### SEZIONE DEL DOCUMENTO
Durante il suo mandato, Jadue ha anche contrastato progetti immobiliari emblematici sostenuti da settori conservatori, come quelli dell’Università San Sebastián e dell’impresa Desarrollo Inmobiliario Bellavista S.A., che avevano ottenuto licenze comunali irregolari. La sospensione di tali opere ha provocato perdite milionarie e tensioni con il mondo imprenditoriale.

In Argentina, i procedimenti contro Cristina Fernández, come il caso “Hotesur” (2014–2021), sono avvenuti parallelamente a tentativi di deregolamentare i settori dell’energia e delle telecomunicazioni, favorendo grandi gruppi come Techint e Clarín durante il governo di Mauricio Macri.

Questi esempi dimostrano come il lawfare favorisca interessi economici minacciati da politiche progressiste, operando come uno strumento di restaurazione neoliberista.
######
### INSIEME DI RECORD
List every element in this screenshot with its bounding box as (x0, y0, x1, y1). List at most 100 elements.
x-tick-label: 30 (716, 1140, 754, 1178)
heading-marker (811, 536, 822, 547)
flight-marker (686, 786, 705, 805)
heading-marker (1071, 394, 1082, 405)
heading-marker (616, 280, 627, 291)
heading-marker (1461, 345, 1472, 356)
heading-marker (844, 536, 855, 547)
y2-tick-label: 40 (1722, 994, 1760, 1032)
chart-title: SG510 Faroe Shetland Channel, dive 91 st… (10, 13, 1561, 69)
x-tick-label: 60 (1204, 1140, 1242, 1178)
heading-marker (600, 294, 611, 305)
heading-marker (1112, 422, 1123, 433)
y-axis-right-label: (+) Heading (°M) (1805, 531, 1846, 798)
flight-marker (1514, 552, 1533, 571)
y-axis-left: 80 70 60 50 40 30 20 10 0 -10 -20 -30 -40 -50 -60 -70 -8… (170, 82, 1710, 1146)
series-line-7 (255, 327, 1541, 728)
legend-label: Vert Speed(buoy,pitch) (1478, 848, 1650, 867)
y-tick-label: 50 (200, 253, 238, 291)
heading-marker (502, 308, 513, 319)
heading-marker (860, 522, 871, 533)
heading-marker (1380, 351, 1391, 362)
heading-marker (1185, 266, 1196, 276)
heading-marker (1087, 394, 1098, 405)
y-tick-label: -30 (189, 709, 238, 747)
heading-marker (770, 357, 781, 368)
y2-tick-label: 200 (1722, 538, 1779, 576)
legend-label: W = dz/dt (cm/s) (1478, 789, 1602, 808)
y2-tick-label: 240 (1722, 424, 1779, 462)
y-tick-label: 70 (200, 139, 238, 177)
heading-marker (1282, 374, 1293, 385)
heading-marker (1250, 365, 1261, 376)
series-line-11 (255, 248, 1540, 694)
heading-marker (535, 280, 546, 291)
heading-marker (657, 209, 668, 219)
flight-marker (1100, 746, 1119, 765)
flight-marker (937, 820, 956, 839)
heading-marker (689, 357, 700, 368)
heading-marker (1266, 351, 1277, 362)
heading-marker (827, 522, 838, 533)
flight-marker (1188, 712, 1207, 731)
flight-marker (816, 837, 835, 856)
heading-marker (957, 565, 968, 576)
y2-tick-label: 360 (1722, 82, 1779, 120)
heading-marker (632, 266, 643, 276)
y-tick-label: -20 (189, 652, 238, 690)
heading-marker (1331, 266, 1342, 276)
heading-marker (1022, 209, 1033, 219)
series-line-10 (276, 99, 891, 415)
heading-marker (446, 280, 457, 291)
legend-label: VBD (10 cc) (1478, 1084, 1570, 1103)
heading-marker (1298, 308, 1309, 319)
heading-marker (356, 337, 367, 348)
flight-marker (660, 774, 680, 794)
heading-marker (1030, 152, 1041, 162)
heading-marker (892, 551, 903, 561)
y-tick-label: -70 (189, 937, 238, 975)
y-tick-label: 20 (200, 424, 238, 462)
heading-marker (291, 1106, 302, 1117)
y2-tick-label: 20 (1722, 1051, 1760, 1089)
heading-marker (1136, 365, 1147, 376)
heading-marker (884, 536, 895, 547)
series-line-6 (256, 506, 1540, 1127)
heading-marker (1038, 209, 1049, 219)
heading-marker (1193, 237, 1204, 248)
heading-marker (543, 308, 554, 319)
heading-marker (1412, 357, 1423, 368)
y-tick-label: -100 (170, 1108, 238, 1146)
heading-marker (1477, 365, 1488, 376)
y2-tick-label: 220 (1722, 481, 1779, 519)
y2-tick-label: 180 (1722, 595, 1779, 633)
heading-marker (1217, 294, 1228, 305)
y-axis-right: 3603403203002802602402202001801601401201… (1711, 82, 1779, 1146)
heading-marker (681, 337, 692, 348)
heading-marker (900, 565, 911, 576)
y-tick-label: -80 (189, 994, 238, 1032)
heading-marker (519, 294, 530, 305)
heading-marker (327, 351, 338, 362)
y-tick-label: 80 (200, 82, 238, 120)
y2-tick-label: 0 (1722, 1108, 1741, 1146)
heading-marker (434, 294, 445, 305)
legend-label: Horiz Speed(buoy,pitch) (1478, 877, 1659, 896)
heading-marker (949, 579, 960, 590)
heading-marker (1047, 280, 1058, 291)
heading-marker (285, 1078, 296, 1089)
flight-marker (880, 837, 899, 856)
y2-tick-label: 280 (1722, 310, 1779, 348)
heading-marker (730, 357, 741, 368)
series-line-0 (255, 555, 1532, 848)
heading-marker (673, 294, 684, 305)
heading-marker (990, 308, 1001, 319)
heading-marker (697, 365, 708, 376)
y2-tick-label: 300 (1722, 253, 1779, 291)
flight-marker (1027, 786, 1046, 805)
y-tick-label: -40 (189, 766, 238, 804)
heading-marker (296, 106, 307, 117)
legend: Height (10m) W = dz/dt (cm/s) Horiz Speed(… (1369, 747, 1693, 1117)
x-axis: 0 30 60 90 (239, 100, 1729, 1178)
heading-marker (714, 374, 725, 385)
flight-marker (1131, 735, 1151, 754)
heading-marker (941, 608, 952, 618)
######
CONSEGNA -> Elenca tutte le persone nominate nella sezione del documento.

RISPOSTA ALL'ESERCIZIO -> Jadue, Cristina Fernández, Mauricio Macri